§ **TASK DETAILS**:
Read through the listing and copy every line that contains the word "name".

▼▼▼

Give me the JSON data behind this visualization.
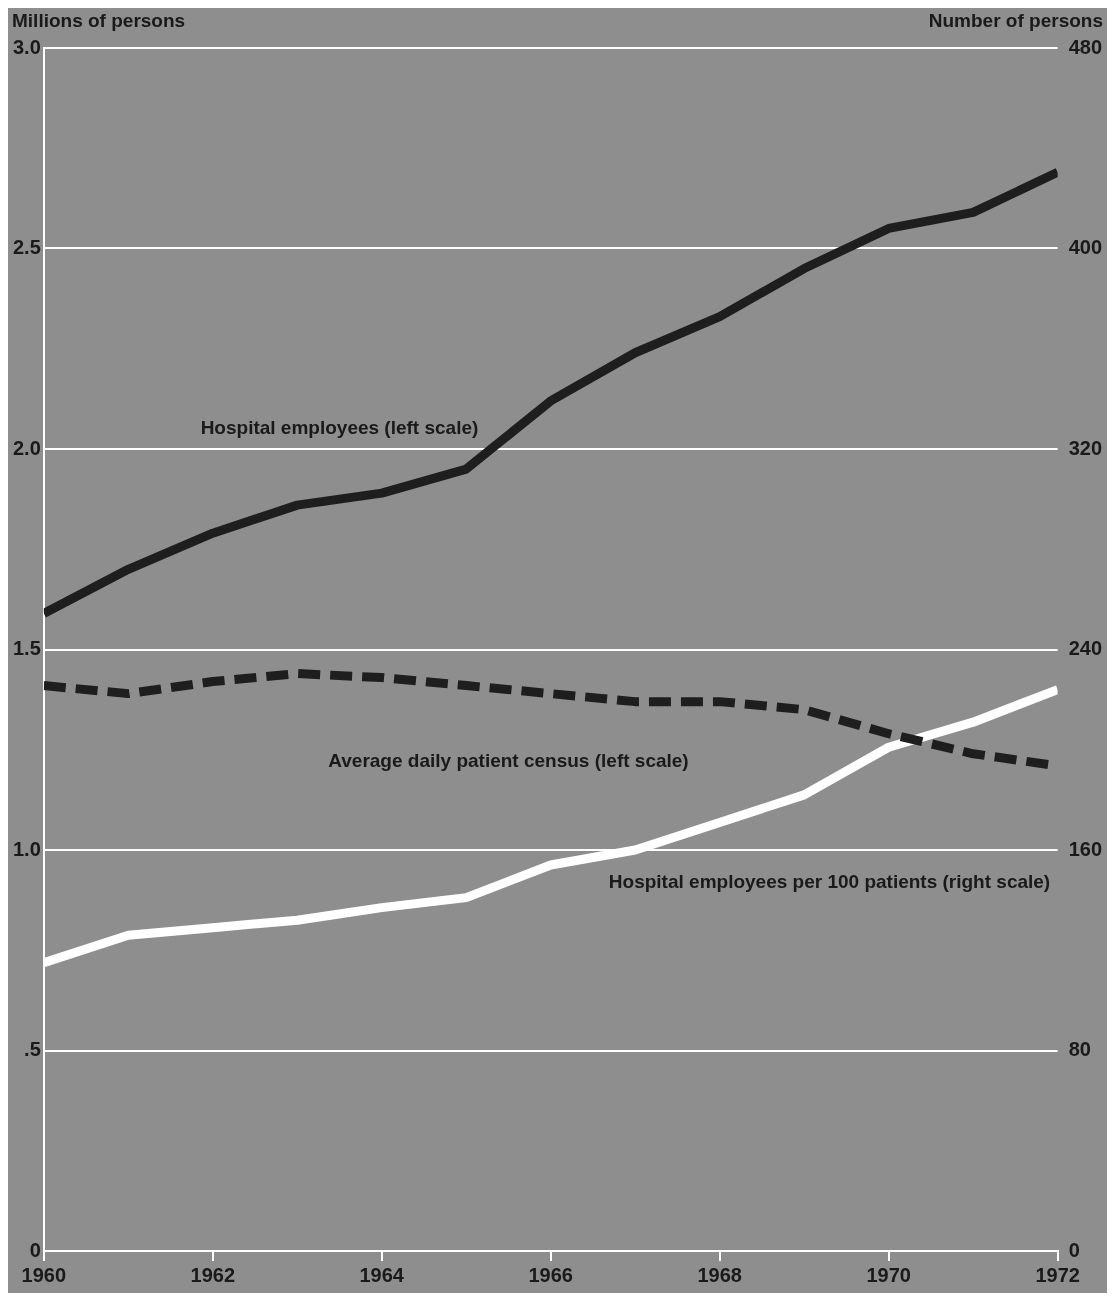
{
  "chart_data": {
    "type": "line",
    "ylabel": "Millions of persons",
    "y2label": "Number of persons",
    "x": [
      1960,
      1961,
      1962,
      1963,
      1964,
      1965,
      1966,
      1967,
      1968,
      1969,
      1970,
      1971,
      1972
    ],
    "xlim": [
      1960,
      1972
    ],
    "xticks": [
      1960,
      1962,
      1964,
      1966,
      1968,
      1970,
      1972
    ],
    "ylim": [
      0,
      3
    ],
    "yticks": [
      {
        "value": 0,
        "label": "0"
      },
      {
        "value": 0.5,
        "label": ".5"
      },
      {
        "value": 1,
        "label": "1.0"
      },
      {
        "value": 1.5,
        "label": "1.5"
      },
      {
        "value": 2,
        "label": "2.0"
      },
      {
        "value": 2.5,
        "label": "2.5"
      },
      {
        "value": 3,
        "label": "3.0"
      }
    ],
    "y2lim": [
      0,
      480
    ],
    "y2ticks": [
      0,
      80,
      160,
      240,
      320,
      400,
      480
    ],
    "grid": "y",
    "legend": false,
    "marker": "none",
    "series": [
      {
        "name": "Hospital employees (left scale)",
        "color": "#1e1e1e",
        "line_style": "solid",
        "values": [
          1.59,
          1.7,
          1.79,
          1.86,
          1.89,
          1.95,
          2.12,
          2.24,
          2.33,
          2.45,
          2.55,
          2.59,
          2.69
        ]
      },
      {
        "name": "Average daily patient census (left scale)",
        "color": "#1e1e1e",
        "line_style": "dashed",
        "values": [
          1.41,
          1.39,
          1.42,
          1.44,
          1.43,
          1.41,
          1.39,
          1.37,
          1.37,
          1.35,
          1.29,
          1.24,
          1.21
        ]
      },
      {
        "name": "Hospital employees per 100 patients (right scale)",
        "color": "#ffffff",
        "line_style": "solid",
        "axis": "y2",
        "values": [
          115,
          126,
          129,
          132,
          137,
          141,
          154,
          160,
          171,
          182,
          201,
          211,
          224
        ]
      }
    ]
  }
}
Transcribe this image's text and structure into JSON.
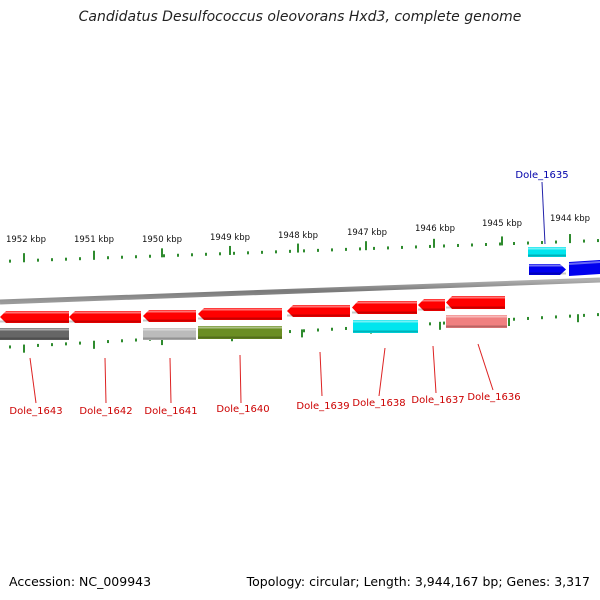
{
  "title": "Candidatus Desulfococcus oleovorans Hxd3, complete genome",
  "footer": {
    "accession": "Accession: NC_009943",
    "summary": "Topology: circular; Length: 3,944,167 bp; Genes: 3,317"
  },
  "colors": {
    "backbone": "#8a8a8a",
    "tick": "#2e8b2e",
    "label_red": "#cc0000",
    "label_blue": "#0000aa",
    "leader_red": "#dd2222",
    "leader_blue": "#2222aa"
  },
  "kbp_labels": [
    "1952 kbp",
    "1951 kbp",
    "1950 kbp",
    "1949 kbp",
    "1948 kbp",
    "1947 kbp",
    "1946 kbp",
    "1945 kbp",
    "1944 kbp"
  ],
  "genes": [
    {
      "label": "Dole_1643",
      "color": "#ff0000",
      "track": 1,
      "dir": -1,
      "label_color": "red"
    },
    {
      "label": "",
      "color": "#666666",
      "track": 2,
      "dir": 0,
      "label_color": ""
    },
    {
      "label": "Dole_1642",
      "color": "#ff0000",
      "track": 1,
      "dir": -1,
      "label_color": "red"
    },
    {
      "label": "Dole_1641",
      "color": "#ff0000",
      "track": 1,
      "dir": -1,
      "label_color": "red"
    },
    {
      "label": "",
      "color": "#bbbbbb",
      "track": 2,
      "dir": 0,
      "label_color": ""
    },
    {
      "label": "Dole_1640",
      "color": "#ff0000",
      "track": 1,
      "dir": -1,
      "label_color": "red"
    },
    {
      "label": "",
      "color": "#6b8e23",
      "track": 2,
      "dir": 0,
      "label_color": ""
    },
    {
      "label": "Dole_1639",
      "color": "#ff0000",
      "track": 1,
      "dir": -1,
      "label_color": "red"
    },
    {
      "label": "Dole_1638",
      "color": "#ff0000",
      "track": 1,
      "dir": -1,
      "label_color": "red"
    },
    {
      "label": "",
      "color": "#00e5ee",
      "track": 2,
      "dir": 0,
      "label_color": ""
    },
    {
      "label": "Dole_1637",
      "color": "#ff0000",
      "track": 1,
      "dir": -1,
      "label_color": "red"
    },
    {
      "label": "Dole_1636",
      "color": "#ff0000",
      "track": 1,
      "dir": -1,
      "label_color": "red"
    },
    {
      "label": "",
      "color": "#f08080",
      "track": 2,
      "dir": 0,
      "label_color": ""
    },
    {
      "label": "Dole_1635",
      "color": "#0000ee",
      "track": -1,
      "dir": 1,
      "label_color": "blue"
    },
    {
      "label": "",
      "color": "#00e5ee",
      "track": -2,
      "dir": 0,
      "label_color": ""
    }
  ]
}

▲▲▲

§ **RESPONSE FOR THIS EXERCISE**:
        "name": "Hospital employees (left scale)",
        "name": "Average daily patient census (left scale)",
        "name": "Hospital employees per 100 patients (right scale)",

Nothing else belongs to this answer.